(Aim)
Can you write out all of the material below, word for word?
[START]
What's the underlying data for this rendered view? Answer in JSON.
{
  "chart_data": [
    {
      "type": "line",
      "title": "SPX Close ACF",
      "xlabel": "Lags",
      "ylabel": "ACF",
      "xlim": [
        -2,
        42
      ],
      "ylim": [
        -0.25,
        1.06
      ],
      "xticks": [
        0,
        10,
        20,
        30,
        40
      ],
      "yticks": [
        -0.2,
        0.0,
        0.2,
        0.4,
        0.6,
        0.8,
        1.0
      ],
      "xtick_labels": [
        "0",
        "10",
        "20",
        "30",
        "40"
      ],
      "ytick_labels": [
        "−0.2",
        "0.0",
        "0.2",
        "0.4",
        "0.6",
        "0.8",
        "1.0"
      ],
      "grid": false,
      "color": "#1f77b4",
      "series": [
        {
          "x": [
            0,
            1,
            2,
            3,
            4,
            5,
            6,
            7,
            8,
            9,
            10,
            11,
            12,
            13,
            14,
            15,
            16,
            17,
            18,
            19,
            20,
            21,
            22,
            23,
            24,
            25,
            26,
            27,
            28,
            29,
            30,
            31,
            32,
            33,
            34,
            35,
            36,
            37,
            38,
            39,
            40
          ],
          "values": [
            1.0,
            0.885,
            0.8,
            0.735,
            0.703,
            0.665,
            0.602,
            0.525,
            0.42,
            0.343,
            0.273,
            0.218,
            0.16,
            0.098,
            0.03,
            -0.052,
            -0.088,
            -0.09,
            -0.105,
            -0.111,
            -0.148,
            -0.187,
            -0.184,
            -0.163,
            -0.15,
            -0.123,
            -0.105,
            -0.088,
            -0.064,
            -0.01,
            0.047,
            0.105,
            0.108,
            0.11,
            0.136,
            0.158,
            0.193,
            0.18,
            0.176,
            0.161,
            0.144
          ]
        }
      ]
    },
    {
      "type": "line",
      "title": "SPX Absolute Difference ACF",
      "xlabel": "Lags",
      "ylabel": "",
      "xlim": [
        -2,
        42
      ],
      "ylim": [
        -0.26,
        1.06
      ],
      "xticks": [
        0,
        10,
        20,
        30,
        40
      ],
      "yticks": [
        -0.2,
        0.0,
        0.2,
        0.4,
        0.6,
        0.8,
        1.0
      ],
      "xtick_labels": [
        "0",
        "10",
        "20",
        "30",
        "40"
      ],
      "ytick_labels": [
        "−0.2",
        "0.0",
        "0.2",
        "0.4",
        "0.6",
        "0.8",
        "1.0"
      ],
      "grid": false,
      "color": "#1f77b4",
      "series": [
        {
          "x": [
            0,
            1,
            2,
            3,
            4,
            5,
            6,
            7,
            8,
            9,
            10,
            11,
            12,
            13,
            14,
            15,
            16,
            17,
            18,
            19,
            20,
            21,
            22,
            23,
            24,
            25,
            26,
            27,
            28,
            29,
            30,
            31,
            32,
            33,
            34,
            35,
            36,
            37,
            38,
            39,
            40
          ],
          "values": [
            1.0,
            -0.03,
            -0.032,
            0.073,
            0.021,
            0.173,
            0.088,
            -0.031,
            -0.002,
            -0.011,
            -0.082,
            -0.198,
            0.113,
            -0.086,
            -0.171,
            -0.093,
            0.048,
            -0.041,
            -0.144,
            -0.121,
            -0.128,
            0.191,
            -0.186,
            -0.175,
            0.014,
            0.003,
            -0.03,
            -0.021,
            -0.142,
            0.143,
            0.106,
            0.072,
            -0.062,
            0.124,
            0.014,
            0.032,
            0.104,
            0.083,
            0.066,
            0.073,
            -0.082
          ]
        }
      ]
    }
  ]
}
[END]
(Full answer)
What's the underlying data for this rendered view? Answer in JSON.
{
  "chart_data": [
    {
      "type": "line",
      "title": "SPX Close ACF",
      "xlabel": "Lags",
      "ylabel": "ACF",
      "xlim": [
        -2,
        42
      ],
      "ylim": [
        -0.25,
        1.06
      ],
      "xticks": [
        0,
        10,
        20,
        30,
        40
      ],
      "yticks": [
        -0.2,
        0.0,
        0.2,
        0.4,
        0.6,
        0.8,
        1.0
      ],
      "xtick_labels": [
        "0",
        "10",
        "20",
        "30",
        "40"
      ],
      "ytick_labels": [
        "−0.2",
        "0.0",
        "0.2",
        "0.4",
        "0.6",
        "0.8",
        "1.0"
      ],
      "grid": false,
      "color": "#1f77b4",
      "series": [
        {
          "x": [
            0,
            1,
            2,
            3,
            4,
            5,
            6,
            7,
            8,
            9,
            10,
            11,
            12,
            13,
            14,
            15,
            16,
            17,
            18,
            19,
            20,
            21,
            22,
            23,
            24,
            25,
            26,
            27,
            28,
            29,
            30,
            31,
            32,
            33,
            34,
            35,
            36,
            37,
            38,
            39,
            40
          ],
          "values": [
            1.0,
            0.885,
            0.8,
            0.735,
            0.703,
            0.665,
            0.602,
            0.525,
            0.42,
            0.343,
            0.273,
            0.218,
            0.16,
            0.098,
            0.03,
            -0.052,
            -0.088,
            -0.09,
            -0.105,
            -0.111,
            -0.148,
            -0.187,
            -0.184,
            -0.163,
            -0.15,
            -0.123,
            -0.105,
            -0.088,
            -0.064,
            -0.01,
            0.047,
            0.105,
            0.108,
            0.11,
            0.136,
            0.158,
            0.193,
            0.18,
            0.176,
            0.161,
            0.144
          ]
        }
      ]
    },
    {
      "type": "line",
      "title": "SPX Absolute Difference ACF",
      "xlabel": "Lags",
      "ylabel": "",
      "xlim": [
        -2,
        42
      ],
      "ylim": [
        -0.26,
        1.06
      ],
      "xticks": [
        0,
        10,
        20,
        30,
        40
      ],
      "yticks": [
        -0.2,
        0.0,
        0.2,
        0.4,
        0.6,
        0.8,
        1.0
      ],
      "xtick_labels": [
        "0",
        "10",
        "20",
        "30",
        "40"
      ],
      "ytick_labels": [
        "−0.2",
        "0.0",
        "0.2",
        "0.4",
        "0.6",
        "0.8",
        "1.0"
      ],
      "grid": false,
      "color": "#1f77b4",
      "series": [
        {
          "x": [
            0,
            1,
            2,
            3,
            4,
            5,
            6,
            7,
            8,
            9,
            10,
            11,
            12,
            13,
            14,
            15,
            16,
            17,
            18,
            19,
            20,
            21,
            22,
            23,
            24,
            25,
            26,
            27,
            28,
            29,
            30,
            31,
            32,
            33,
            34,
            35,
            36,
            37,
            38,
            39,
            40
          ],
          "values": [
            1.0,
            -0.03,
            -0.032,
            0.073,
            0.021,
            0.173,
            0.088,
            -0.031,
            -0.002,
            -0.011,
            -0.082,
            -0.198,
            0.113,
            -0.086,
            -0.171,
            -0.093,
            0.048,
            -0.041,
            -0.144,
            -0.121,
            -0.128,
            0.191,
            -0.186,
            -0.175,
            0.014,
            0.003,
            -0.03,
            -0.021,
            -0.142,
            0.143,
            0.106,
            0.072,
            -0.062,
            0.124,
            0.014,
            0.032,
            0.104,
            0.083,
            0.066,
            0.073,
            -0.082
          ]
        }
      ]
    }
  ]
}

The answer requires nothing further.